■ **WHAT YOU HAVE TO DO**
Output every record below exactly as it appears.

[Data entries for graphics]
== == ==

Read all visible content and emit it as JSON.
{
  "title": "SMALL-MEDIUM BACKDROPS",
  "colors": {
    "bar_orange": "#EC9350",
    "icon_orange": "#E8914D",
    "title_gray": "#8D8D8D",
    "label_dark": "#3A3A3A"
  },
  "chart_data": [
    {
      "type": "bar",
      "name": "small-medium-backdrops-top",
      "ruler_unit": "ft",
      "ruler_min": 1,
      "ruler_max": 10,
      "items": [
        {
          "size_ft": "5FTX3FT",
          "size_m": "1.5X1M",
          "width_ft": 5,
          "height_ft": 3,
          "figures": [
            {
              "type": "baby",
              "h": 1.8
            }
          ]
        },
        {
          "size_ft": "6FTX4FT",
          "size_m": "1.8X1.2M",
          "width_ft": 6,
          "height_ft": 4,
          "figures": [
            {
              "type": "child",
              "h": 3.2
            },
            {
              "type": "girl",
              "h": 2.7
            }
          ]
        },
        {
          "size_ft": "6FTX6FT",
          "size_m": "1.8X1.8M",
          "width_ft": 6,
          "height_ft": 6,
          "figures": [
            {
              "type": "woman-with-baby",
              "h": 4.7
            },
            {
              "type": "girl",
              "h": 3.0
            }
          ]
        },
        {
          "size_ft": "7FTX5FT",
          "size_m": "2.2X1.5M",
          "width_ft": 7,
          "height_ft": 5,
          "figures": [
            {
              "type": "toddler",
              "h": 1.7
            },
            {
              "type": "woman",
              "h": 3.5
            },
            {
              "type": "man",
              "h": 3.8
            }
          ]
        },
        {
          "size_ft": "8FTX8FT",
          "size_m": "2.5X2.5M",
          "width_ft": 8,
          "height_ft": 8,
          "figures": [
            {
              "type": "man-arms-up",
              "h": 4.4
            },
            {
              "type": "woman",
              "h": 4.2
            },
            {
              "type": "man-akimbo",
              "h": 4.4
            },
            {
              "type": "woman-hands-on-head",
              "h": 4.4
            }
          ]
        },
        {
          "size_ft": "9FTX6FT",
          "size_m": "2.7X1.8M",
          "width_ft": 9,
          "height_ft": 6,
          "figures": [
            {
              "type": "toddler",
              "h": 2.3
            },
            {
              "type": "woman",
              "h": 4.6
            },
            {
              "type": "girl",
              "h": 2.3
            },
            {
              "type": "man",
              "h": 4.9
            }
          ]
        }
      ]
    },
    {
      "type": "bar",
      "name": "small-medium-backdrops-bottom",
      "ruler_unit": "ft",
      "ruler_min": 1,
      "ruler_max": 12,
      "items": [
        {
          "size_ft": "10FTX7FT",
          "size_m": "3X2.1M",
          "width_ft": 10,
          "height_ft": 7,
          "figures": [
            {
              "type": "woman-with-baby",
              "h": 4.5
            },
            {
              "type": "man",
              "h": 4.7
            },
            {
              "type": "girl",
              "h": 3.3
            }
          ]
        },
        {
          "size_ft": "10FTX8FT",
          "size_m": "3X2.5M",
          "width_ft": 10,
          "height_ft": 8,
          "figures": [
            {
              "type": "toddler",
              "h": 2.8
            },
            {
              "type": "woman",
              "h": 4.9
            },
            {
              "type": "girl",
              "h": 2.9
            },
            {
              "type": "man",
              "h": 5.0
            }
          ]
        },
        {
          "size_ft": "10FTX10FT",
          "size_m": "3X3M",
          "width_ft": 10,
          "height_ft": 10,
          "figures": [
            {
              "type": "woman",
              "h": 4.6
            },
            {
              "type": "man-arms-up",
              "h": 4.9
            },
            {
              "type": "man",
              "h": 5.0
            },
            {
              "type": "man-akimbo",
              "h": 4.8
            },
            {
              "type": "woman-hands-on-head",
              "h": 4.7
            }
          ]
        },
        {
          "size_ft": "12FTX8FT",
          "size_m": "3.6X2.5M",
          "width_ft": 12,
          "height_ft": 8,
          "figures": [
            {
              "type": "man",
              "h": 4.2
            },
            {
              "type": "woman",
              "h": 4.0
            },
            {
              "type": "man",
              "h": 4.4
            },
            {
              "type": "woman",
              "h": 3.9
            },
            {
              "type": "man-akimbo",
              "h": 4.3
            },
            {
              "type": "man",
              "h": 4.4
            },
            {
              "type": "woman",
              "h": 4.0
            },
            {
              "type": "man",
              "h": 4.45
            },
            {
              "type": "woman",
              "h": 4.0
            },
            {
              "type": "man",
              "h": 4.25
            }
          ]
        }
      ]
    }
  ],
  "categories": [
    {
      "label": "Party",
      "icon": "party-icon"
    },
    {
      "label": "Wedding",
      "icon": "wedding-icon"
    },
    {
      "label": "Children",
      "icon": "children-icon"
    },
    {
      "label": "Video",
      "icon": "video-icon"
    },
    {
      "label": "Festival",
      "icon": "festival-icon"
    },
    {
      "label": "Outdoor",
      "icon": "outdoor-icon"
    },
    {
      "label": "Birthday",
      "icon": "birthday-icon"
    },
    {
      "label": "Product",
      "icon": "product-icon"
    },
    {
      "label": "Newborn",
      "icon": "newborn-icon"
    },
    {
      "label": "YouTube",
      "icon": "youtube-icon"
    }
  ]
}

== == ==

■ **SOLVED PROBLEM**
Read all visible content and emit it as JSON.
{
  "title": "SMALL-MEDIUM BACKDROPS",
  "colors": {
    "bar_orange": "#EC9350",
    "icon_orange": "#E8914D",
    "title_gray": "#8D8D8D",
    "label_dark": "#3A3A3A"
  },
  "chart_data": [
    {
      "type": "bar",
      "name": "small-medium-backdrops-top",
      "ruler_unit": "ft",
      "ruler_min": 1,
      "ruler_max": 10,
      "items": [
        {
          "size_ft": "5FTX3FT",
          "size_m": "1.5X1M",
          "width_ft": 5,
          "height_ft": 3,
          "figures": [
            {
              "type": "baby",
              "h": 1.8
            }
          ]
        },
        {
          "size_ft": "6FTX4FT",
          "size_m": "1.8X1.2M",
          "width_ft": 6,
          "height_ft": 4,
          "figures": [
            {
              "type": "child",
              "h": 3.2
            },
            {
              "type": "girl",
              "h": 2.7
            }
          ]
        },
        {
          "size_ft": "6FTX6FT",
          "size_m": "1.8X1.8M",
          "width_ft": 6,
          "height_ft": 6,
          "figures": [
            {
              "type": "woman-with-baby",
              "h": 4.7
            },
            {
              "type": "girl",
              "h": 3.0
            }
          ]
        },
        {
          "size_ft": "7FTX5FT",
          "size_m": "2.2X1.5M",
          "width_ft": 7,
          "height_ft": 5,
          "figures": [
            {
              "type": "toddler",
              "h": 1.7
            },
            {
              "type": "woman",
              "h": 3.5
            },
            {
              "type": "man",
              "h": 3.8
            }
          ]
        },
        {
          "size_ft": "8FTX8FT",
          "size_m": "2.5X2.5M",
          "width_ft": 8,
          "height_ft": 8,
          "figures": [
            {
              "type": "man-arms-up",
              "h": 4.4
            },
            {
              "type": "woman",
              "h": 4.2
            },
            {
              "type": "man-akimbo",
              "h": 4.4
            },
            {
              "type": "woman-hands-on-head",
              "h": 4.4
            }
          ]
        },
        {
          "size_ft": "9FTX6FT",
          "size_m": "2.7X1.8M",
          "width_ft": 9,
          "height_ft": 6,
          "figures": [
            {
              "type": "toddler",
              "h": 2.3
            },
            {
              "type": "woman",
              "h": 4.6
            },
            {
              "type": "girl",
              "h": 2.3
            },
            {
              "type": "man",
              "h": 4.9
            }
          ]
        }
      ]
    },
    {
      "type": "bar",
      "name": "small-medium-backdrops-bottom",
      "ruler_unit": "ft",
      "ruler_min": 1,
      "ruler_max": 12,
      "items": [
        {
          "size_ft": "10FTX7FT",
          "size_m": "3X2.1M",
          "width_ft": 10,
          "height_ft": 7,
          "figures": [
            {
              "type": "woman-with-baby",
              "h": 4.5
            },
            {
              "type": "man",
              "h": 4.7
            },
            {
              "type": "girl",
              "h": 3.3
            }
          ]
        },
        {
          "size_ft": "10FTX8FT",
          "size_m": "3X2.5M",
          "width_ft": 10,
          "height_ft": 8,
          "figures": [
            {
              "type": "toddler",
              "h": 2.8
            },
            {
              "type": "woman",
              "h": 4.9
            },
            {
              "type": "girl",
              "h": 2.9
            },
            {
              "type": "man",
              "h": 5.0
            }
          ]
        },
        {
          "size_ft": "10FTX10FT",
          "size_m": "3X3M",
          "width_ft": 10,
          "height_ft": 10,
          "figures": [
            {
              "type": "woman",
              "h": 4.6
            },
            {
              "type": "man-arms-up",
              "h": 4.9
            },
            {
              "type": "man",
              "h": 5.0
            },
            {
              "type": "man-akimbo",
              "h": 4.8
            },
            {
              "type": "woman-hands-on-head",
              "h": 4.7
            }
          ]
        },
        {
          "size_ft": "12FTX8FT",
          "size_m": "3.6X2.5M",
          "width_ft": 12,
          "height_ft": 8,
          "figures": [
            {
              "type": "man",
              "h": 4.2
            },
            {
              "type": "woman",
              "h": 4.0
            },
            {
              "type": "man",
              "h": 4.4
            },
            {
              "type": "woman",
              "h": 3.9
            },
            {
              "type": "man-akimbo",
              "h": 4.3
            },
            {
              "type": "man",
              "h": 4.4
            },
            {
              "type": "woman",
              "h": 4.0
            },
            {
              "type": "man",
              "h": 4.45
            },
            {
              "type": "woman",
              "h": 4.0
            },
            {
              "type": "man",
              "h": 4.25
            }
          ]
        }
      ]
    }
  ],
  "categories": [
    {
      "label": "Party",
      "icon": "party-icon"
    },
    {
      "label": "Wedding",
      "icon": "wedding-icon"
    },
    {
      "label": "Children",
      "icon": "children-icon"
    },
    {
      "label": "Video",
      "icon": "video-icon"
    },
    {
      "label": "Festival",
      "icon": "festival-icon"
    },
    {
      "label": "Outdoor",
      "icon": "outdoor-icon"
    },
    {
      "label": "Birthday",
      "icon": "birthday-icon"
    },
    {
      "label": "Product",
      "icon": "product-icon"
    },
    {
      "label": "Newborn",
      "icon": "newborn-icon"
    },
    {
      "label": "YouTube",
      "icon": "youtube-icon"
    }
  ]
}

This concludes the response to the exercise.